ENTRIES SHOWN:
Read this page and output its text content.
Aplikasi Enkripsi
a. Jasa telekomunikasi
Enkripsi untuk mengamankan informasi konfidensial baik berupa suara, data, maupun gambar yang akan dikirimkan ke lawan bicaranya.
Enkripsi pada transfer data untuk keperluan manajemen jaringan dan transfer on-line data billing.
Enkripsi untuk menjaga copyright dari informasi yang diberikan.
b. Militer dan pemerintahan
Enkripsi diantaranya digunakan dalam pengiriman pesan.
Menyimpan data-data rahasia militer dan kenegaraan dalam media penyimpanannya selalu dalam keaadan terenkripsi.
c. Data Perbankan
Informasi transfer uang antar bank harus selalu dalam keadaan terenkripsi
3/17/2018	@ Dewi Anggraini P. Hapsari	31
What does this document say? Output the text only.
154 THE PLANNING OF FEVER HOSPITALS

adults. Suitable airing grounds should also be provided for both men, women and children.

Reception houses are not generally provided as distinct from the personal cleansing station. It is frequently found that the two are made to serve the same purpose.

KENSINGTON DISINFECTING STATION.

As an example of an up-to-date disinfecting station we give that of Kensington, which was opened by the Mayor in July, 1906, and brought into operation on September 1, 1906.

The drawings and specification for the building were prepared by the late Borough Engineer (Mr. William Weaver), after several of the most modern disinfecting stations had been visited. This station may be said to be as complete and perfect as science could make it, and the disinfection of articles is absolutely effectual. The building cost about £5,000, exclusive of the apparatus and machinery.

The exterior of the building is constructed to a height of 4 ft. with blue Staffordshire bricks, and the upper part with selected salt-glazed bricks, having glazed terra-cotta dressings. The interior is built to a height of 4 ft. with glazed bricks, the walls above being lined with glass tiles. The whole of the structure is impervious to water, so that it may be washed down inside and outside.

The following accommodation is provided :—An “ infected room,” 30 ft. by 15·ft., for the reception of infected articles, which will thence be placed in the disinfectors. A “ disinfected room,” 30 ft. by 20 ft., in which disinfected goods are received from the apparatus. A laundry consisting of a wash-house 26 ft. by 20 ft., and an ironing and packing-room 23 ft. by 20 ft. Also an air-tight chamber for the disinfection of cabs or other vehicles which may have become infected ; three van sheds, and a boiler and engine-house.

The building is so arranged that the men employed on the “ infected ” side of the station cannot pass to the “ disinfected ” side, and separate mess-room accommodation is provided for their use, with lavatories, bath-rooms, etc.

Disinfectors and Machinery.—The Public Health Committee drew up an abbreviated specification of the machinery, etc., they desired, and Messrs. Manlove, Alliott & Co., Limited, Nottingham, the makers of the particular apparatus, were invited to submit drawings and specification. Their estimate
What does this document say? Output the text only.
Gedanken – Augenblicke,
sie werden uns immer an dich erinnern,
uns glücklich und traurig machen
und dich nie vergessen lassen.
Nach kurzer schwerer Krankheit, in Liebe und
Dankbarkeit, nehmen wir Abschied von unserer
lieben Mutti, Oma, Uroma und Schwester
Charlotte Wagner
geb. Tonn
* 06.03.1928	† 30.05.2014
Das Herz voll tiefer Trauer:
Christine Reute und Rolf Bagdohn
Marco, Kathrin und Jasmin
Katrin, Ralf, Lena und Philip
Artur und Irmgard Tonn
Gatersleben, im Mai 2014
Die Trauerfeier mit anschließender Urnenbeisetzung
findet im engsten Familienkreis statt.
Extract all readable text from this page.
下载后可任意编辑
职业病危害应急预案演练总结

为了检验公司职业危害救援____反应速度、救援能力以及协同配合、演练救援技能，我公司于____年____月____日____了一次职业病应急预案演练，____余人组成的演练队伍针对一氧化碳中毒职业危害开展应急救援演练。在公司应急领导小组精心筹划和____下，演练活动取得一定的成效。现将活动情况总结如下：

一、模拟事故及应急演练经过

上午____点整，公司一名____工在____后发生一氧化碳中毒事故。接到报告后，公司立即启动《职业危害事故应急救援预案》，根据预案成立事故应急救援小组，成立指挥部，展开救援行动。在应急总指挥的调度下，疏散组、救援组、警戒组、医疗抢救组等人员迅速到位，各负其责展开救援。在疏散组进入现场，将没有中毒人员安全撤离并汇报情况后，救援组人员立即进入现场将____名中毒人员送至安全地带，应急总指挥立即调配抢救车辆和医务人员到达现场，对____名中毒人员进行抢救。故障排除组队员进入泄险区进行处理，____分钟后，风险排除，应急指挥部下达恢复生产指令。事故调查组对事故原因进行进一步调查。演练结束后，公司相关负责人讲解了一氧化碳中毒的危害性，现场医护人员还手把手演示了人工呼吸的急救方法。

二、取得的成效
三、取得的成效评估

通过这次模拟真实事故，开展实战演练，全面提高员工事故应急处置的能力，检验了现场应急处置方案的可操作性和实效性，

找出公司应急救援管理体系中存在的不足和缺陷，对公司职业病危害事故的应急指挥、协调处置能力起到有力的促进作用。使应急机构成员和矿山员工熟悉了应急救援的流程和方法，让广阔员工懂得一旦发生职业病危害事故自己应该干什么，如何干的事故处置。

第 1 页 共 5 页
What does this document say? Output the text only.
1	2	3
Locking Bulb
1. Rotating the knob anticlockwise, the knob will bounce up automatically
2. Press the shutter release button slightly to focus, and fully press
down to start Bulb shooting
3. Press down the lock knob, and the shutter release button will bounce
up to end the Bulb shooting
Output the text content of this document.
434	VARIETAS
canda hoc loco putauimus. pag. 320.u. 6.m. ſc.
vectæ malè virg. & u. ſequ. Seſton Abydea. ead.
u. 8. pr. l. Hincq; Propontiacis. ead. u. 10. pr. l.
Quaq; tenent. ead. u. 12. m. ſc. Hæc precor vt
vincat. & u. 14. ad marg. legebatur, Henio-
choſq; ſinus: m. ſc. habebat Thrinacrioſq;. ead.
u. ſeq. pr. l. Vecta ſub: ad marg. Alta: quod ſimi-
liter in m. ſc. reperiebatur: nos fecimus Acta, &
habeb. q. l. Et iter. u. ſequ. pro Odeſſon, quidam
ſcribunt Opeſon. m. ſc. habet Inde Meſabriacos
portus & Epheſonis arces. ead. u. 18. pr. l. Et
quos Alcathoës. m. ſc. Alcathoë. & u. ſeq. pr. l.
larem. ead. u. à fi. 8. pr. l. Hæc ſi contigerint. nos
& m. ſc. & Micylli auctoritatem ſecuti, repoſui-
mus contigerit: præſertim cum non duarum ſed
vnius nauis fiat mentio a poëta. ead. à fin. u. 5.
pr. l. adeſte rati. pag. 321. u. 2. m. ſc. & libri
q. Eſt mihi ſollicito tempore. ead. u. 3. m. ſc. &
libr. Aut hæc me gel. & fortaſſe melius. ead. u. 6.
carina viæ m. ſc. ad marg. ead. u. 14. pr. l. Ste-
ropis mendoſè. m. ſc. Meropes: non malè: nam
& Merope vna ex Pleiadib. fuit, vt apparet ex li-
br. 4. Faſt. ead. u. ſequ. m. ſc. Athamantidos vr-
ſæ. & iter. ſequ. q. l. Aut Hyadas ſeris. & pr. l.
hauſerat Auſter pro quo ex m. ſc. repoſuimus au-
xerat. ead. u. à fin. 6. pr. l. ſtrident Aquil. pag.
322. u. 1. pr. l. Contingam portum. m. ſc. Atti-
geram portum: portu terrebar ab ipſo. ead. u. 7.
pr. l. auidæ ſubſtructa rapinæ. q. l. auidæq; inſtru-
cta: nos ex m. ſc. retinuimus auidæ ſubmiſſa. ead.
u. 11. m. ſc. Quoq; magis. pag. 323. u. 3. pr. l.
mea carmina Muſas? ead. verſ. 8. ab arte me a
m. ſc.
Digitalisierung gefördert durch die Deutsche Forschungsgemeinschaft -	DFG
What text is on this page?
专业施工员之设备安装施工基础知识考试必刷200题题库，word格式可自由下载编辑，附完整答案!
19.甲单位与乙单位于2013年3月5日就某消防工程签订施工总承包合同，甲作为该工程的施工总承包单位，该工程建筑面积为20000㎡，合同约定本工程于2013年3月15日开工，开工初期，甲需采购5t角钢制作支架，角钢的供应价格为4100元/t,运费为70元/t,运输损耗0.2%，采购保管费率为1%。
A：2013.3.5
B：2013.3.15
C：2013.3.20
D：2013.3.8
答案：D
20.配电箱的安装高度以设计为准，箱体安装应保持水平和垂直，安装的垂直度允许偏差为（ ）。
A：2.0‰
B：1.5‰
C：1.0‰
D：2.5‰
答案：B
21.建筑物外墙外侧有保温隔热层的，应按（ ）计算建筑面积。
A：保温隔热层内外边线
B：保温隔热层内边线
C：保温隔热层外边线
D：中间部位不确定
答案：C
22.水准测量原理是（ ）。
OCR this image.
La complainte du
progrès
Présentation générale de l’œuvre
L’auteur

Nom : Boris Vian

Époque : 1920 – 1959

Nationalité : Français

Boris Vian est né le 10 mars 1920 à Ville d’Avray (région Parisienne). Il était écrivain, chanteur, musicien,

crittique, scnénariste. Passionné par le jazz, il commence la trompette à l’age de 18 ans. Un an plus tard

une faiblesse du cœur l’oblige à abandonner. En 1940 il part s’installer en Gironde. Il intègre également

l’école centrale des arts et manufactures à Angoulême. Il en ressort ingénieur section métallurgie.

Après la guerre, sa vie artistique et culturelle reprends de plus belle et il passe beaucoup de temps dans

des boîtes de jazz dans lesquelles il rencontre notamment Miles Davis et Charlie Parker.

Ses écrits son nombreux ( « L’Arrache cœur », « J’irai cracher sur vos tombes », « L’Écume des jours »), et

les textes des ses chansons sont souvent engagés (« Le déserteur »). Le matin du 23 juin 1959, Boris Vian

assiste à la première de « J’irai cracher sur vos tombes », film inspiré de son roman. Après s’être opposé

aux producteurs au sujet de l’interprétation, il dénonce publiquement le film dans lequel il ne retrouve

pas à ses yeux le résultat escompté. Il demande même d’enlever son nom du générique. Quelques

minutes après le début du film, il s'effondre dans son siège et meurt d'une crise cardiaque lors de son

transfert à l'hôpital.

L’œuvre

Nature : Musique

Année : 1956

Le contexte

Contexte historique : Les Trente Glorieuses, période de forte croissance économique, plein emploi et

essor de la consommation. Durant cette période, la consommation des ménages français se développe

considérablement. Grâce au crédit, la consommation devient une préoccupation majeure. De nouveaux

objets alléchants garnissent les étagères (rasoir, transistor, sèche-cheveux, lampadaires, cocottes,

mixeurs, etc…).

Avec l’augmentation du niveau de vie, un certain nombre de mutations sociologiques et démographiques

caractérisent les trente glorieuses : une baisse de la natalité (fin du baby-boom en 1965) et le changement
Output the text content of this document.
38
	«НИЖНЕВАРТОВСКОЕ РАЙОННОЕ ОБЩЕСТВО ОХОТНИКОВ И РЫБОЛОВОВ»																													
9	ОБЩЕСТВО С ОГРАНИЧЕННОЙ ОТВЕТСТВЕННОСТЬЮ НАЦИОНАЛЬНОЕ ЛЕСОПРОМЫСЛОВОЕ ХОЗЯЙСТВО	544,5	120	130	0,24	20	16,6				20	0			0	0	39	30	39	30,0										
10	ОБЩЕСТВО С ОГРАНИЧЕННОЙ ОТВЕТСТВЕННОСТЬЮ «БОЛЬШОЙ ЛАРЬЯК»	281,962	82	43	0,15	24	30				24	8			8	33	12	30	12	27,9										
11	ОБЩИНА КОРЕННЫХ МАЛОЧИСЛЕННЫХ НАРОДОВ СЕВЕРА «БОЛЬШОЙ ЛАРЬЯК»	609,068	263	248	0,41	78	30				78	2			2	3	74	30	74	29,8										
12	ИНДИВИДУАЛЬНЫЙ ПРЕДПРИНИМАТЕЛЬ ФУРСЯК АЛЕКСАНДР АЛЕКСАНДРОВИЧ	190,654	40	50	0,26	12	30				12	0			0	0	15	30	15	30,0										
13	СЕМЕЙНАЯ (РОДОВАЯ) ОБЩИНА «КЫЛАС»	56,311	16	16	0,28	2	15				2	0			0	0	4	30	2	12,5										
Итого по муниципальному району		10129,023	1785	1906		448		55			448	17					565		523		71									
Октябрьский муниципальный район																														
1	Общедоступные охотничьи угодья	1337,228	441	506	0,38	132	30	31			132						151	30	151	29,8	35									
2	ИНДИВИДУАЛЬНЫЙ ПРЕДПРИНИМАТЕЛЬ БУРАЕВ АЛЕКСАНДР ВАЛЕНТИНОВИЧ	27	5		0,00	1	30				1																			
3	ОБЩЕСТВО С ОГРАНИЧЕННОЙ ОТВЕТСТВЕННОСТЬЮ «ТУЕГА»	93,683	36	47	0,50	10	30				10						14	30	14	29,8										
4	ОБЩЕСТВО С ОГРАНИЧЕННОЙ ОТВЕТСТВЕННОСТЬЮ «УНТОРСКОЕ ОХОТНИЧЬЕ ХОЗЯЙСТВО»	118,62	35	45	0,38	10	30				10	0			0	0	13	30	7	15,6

THE PROBLEM:
State only the number of lines in these entries that contain "АЛЕКСАНДР".

WRITTEN SOLUTION:
2